* Set exercise
Reproduce all of the data below line for line, changing nothing.

>> start Records for this exercise

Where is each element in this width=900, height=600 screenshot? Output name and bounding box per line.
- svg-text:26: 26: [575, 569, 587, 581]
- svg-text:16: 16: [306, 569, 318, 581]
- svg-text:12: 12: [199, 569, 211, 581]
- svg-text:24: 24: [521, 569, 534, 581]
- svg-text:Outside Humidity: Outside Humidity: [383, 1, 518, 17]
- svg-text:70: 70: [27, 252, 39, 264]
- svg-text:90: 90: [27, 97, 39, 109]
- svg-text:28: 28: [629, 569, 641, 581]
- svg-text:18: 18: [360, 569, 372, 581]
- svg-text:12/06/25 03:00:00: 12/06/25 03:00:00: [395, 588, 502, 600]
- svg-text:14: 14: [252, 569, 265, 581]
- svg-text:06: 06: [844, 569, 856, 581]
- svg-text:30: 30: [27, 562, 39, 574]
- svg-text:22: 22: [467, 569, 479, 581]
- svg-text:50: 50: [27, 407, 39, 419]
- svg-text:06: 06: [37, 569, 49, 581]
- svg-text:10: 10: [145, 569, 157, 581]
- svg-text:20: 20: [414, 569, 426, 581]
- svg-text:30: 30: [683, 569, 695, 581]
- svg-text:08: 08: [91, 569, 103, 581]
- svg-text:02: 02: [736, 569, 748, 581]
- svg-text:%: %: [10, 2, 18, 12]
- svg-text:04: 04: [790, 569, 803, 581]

>> end Records for this exercise

* Response to this exercise
Where is each element in this width=900, height=600 screenshot? Output name and bounding box per line.
- svg-text:26: 26: [575, 569, 587, 581]
- svg-text:16: 16: [306, 569, 318, 581]
- svg-text:12: 12: [199, 569, 211, 581]
- svg-text:24: 24: [521, 569, 534, 581]
- svg-text:Outside Humidity: Outside Humidity: [383, 1, 518, 17]
- svg-text:70: 70: [27, 252, 39, 264]
- svg-text:90: 90: [27, 97, 39, 109]
- svg-text:28: 28: [629, 569, 641, 581]
- svg-text:18: 18: [360, 569, 372, 581]
- svg-text:12/06/25 03:00:00: 12/06/25 03:00:00: [395, 588, 502, 600]
- svg-text:14: 14: [252, 569, 265, 581]
- svg-text:06: 06: [844, 569, 856, 581]
- svg-text:30: 30: [27, 562, 39, 574]
- svg-text:22: 22: [467, 569, 479, 581]
- svg-text:50: 50: [27, 407, 39, 419]
- svg-text:06: 06: [37, 569, 49, 581]
- svg-text:10: 10: [145, 569, 157, 581]
- svg-text:20: 20: [414, 569, 426, 581]
- svg-text:30: 30: [683, 569, 695, 581]
- svg-text:08: 08: [91, 569, 103, 581]
- svg-text:02: 02: [736, 569, 748, 581]
- svg-text:%: %: [10, 2, 18, 12]
- svg-text:04: 04: [790, 569, 803, 581]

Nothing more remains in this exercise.